Text segment:
++++++

Passive income: 2 FTSE 100 shares I’d buy now

Roland Head reveals two FTSE 100 stocks he’s been buying for passive income. One of these firms hasn’t cut its dividend for 55 years.

| More on:

The content of this article was relevant at the time of publishing. Circumstances change continuously and caution should therefore be exercised when relying upon any content contained within this article.

When investing, your capital is at risk. The value of your investments can go down as well as up and you may get back less than you put in.

Read More

The content of this article is provided for information purposes only and is not intended to be, nor does it constitute, any form of personal advice. Investments in a currency other than sterling are exposed to currency exchange risk. Currency exchange rates are constantly changing, which may affect the value of the investment in sterling terms. You could lose money in sterling even if the stock price rises in the currency of origin. Stocks listed on overseas exchanges may be subject to additional dealing and exchange rate charges, and may have other tax implications, and may not provide the same, or any, regulatory protection as in the UK.

You’re reading a free article with opinions that may differ from The Motley Fool’s Premium Investing Services. Become a Motley Fool member today to get instant access to our top analyst recommendations, in-depth research, investing resources, and more. Learn More.

Dividend stocks have the potential to provide a passive income that rises each year. Building a share portfolio that delivers on this potential is one of my main investing aims.

Of course, relying on dividend income isn’t without risk. Dividend payouts are never guaranteed and can be cut, or even suspended. When a company cuts its payout, its share price usually falls too.

Today, I want to look at two FTSE 100 shares I’ve been buying recently. I expect them both to provide reliable dividends and long-term growth.

Passive income four times a year

My first pick is one of a small number of UK companies that pays a quarterly dividend. Consumer goods group Unilever (LSE: ULVR) owns UK brands including PG Tips, Persil, and Magnum. It has similar brands in more than 190 countries and has been trading for more than 100 years.

One attraction for me is that Unilever generates more than 55% of its revenue in emerging markets. India and China are two of the group’s largest. Consumer demand in emerging markets is generally expected to grow faster than in developed markets like the UK.

A second attraction is that Unilever’s dividend has grown by an average of about 6.5% per year since 2015. This has given shareholders a reliable, inflation-beating income.

As I mentioned, dividends are never guaranteed. However, Unilever hasn’t cut its for 55 years. This gives me confidence in the company’s commitment to the dividend and its ability to generate cash to fund payouts.

Unilever is exactly the kind of business I want to invest in for passive income. But it’s not perfect. Recent weakness has seen Unilever’s share price fall back to around £40, a level last seen in the aftermath of last year’s market crash.

I think one reason for this weakness is that profits peaked in 2018 and have fallen slightly since then. The market is rightly concerned that Unilever needs to continue finding new growth brands, rather than always relying on older performers.

++++++

Given instruction:
Reproduce the part of the passive income article that begins at the words "Today, I want" and ends after the words "than 100 years.".

[Spatial layout data]
++++++

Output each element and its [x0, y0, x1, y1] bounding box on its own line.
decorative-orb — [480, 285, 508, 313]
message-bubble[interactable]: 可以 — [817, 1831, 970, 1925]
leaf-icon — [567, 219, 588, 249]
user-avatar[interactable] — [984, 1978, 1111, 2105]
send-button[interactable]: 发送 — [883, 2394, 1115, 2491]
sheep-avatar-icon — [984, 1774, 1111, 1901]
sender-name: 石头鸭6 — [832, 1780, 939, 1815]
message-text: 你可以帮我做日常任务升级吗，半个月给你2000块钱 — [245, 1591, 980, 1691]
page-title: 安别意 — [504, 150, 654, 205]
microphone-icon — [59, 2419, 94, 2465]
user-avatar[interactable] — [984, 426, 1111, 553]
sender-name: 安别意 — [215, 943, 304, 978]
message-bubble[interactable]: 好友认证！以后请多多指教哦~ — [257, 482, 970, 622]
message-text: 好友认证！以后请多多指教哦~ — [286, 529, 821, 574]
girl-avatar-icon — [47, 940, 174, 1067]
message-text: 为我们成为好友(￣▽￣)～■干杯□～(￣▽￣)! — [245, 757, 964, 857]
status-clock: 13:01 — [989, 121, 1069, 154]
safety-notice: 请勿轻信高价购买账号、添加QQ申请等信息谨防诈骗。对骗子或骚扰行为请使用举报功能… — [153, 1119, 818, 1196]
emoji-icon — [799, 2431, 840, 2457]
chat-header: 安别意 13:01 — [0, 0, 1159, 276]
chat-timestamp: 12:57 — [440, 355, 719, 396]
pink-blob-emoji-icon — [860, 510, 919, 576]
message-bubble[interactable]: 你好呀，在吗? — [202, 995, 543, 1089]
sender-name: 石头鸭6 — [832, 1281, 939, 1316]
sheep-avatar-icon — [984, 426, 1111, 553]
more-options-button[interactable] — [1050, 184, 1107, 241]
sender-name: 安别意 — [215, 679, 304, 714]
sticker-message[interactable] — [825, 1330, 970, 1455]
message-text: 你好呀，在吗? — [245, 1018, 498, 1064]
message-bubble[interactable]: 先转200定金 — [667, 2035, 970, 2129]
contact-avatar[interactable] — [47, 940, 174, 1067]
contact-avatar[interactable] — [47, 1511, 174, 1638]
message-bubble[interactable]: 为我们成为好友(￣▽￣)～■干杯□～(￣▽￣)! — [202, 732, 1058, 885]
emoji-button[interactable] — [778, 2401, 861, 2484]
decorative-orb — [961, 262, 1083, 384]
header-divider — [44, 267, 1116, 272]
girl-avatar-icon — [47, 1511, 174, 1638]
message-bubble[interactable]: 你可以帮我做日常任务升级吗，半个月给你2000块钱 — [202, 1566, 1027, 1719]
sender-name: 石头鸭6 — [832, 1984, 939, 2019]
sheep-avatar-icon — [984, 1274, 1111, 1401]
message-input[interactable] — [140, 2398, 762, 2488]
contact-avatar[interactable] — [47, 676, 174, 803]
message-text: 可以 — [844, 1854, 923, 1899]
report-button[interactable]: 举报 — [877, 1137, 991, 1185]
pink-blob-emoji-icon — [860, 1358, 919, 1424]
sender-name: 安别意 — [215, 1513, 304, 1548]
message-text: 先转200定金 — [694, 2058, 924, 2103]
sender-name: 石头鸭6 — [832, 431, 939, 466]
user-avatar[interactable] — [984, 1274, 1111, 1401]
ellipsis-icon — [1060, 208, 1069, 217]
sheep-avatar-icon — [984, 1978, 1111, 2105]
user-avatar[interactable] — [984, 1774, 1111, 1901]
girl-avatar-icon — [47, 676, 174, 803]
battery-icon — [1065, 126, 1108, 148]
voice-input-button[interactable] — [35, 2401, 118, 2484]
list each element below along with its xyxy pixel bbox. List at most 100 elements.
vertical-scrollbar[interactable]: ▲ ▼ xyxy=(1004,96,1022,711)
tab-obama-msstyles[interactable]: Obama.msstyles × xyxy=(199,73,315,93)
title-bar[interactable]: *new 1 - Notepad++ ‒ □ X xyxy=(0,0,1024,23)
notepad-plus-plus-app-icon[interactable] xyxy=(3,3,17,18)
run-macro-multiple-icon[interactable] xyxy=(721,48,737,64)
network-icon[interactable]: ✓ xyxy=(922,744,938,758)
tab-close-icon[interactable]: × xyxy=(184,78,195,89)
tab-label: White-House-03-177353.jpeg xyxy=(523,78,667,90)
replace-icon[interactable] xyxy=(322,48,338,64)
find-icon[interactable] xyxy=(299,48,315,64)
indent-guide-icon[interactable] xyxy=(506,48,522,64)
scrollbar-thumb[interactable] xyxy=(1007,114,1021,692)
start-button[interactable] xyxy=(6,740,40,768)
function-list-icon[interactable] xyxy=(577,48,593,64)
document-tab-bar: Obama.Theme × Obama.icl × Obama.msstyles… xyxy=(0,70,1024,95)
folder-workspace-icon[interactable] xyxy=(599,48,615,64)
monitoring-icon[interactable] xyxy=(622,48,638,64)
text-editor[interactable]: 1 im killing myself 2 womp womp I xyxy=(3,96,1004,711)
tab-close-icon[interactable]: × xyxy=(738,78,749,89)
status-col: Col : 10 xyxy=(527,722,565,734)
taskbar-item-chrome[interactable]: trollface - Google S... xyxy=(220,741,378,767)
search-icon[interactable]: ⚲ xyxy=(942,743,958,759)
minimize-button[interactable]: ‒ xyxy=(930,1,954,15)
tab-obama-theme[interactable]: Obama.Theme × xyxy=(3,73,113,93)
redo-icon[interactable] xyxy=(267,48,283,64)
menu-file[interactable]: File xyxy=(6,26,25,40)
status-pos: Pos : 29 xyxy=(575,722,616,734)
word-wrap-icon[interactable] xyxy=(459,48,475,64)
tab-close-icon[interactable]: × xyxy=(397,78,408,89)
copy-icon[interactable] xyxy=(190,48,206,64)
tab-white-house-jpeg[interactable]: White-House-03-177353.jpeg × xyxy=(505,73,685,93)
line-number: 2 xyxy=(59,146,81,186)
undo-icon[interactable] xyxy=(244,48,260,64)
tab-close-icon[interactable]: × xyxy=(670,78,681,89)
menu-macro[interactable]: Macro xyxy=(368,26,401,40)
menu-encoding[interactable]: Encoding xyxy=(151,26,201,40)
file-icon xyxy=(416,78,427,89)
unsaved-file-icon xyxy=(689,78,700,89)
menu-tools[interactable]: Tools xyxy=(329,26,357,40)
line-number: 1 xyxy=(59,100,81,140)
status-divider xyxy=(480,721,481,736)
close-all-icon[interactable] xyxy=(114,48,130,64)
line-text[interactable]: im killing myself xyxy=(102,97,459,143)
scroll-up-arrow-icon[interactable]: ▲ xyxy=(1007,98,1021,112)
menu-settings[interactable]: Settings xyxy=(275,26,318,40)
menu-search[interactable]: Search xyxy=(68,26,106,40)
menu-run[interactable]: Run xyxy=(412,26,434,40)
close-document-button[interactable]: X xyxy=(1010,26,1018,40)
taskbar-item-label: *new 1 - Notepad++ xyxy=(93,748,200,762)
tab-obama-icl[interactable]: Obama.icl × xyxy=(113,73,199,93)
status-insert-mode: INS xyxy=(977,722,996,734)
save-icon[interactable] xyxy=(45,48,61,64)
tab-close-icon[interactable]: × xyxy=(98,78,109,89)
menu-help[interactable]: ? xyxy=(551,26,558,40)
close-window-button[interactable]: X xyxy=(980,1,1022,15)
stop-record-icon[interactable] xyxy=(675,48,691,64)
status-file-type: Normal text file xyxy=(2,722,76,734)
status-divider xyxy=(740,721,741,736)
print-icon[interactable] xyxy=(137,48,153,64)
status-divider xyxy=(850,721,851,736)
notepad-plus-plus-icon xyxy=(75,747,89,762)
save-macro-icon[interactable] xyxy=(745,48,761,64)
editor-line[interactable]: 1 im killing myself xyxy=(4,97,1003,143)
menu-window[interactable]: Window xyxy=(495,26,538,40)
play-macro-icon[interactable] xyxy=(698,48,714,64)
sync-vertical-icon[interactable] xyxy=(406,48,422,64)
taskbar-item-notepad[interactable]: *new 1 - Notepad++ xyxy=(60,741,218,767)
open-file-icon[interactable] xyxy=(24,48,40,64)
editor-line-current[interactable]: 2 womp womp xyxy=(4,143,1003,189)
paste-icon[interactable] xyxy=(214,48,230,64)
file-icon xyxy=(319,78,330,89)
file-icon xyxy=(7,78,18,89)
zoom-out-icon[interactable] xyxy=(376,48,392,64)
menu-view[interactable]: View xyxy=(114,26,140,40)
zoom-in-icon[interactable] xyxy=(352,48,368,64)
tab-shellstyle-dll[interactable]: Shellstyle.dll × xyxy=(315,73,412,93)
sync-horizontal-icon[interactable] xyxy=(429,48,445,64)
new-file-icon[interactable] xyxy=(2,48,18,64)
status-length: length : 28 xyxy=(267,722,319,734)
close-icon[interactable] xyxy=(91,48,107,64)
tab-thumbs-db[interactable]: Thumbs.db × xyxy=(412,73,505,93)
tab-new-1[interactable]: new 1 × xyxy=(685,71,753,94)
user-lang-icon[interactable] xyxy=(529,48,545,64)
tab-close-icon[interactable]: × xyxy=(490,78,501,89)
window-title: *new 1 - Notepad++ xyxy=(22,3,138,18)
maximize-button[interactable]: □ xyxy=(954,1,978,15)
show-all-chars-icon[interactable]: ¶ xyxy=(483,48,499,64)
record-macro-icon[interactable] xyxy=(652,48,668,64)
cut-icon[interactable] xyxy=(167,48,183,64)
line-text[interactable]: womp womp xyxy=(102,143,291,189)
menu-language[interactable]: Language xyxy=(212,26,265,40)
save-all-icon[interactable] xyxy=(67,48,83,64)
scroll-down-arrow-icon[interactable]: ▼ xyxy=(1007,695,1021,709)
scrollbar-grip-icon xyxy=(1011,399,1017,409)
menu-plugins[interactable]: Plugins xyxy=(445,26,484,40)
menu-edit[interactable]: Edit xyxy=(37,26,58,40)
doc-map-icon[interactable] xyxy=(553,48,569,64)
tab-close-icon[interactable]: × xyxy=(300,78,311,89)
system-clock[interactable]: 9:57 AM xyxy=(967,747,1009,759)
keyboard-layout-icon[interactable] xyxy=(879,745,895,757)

++++++

Task solution:
Today, I want to look at two FTSE 100 shares I’ve been buying recently. I expect them both to provide reliable dividends and long-term growth.

Passive income four times a year

My first pick is one of a small number of UK companies that pays a quarterly dividend. Consumer goods group Unilever (LSE: ULVR) owns UK brands including PG Tips, Persil, and Magnum. It has similar brands in more than 190 countries and has been trading for more than 100 years.